• [Dataset excerpts]:
##############################

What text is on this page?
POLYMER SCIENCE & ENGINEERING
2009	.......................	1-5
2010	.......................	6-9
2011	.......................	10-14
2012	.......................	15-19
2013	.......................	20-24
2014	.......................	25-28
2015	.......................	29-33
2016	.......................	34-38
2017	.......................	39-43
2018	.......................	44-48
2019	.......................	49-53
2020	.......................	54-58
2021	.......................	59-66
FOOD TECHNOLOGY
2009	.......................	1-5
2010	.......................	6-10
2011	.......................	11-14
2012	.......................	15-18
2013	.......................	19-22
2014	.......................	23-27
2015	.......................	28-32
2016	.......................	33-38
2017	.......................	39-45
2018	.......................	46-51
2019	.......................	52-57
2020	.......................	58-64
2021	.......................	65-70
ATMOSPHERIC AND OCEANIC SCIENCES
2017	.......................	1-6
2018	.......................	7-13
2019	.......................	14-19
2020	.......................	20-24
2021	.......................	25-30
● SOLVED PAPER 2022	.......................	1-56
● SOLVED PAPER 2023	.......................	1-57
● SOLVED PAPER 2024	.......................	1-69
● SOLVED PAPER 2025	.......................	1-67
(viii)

##############################

• [Given problem]:
Across the records, count the lines holding the string "PAPER". Give the number and stop.

• [Written solution]:
4